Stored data
+++++
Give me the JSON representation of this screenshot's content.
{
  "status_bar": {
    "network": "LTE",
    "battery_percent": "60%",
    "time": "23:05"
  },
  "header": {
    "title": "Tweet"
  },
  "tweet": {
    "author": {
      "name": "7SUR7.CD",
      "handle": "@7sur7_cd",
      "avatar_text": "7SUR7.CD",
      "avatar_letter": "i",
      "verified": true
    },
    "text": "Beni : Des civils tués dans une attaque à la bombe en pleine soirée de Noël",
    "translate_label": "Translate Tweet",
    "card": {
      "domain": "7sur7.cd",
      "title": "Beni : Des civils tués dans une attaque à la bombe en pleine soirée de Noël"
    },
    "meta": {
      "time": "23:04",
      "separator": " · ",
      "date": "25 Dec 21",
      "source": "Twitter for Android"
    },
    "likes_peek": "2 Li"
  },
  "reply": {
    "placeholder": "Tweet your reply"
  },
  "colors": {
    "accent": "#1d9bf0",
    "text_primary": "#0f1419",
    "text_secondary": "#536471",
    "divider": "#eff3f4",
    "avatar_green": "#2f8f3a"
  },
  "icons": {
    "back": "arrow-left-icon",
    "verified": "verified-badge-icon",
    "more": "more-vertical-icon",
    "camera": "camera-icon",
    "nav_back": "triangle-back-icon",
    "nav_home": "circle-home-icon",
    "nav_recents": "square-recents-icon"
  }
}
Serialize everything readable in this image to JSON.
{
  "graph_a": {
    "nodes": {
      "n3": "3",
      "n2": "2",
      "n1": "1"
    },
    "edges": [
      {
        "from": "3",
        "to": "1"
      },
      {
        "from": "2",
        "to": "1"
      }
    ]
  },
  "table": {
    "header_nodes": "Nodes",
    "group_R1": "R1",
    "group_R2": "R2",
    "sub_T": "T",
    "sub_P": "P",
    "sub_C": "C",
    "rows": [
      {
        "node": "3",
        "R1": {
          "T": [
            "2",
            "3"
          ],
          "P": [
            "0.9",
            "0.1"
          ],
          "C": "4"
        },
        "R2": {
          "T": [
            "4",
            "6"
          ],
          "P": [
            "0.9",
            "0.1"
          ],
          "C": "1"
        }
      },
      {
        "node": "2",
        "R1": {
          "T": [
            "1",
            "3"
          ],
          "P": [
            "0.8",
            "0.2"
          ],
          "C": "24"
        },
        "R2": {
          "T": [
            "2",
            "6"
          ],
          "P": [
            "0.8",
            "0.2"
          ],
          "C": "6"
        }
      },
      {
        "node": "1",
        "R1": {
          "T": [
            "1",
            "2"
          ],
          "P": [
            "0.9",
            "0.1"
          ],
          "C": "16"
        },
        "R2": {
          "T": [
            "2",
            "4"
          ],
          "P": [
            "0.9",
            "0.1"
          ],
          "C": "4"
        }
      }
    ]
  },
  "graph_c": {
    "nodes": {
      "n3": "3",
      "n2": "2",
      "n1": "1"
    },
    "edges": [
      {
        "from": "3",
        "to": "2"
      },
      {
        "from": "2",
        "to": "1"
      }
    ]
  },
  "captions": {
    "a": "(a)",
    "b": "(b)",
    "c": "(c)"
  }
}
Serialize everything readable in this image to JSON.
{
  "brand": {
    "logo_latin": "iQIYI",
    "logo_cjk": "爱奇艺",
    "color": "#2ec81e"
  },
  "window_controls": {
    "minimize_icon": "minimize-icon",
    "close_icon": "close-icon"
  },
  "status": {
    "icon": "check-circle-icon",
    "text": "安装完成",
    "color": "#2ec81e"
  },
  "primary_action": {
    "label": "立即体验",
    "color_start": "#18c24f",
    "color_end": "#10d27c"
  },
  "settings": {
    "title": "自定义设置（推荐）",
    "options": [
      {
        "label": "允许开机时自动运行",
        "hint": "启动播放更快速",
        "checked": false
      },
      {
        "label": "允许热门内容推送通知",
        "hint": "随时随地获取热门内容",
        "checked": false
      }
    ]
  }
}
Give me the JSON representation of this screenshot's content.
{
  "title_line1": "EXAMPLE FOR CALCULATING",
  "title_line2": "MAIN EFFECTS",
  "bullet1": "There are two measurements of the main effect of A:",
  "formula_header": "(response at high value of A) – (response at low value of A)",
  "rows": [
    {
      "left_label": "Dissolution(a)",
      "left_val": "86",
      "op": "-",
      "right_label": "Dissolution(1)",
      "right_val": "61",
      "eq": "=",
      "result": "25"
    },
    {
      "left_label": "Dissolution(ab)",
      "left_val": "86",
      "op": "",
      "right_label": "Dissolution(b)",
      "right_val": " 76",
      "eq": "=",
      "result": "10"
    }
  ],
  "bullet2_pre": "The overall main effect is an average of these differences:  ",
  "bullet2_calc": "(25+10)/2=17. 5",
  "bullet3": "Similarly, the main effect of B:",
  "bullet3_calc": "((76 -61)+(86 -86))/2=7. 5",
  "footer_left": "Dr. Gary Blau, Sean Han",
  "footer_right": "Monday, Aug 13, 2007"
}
+++++
### To be done:
Show every line in the entries where the string "civils" occurs.

### Solution to this exercise:
    "text": "Beni : Des civils tués dans une attaque à la bombe en pleine soirée de Noël",
      "title": "Beni : Des civils tués dans une attaque à la bombe en pleine soirée de Noël"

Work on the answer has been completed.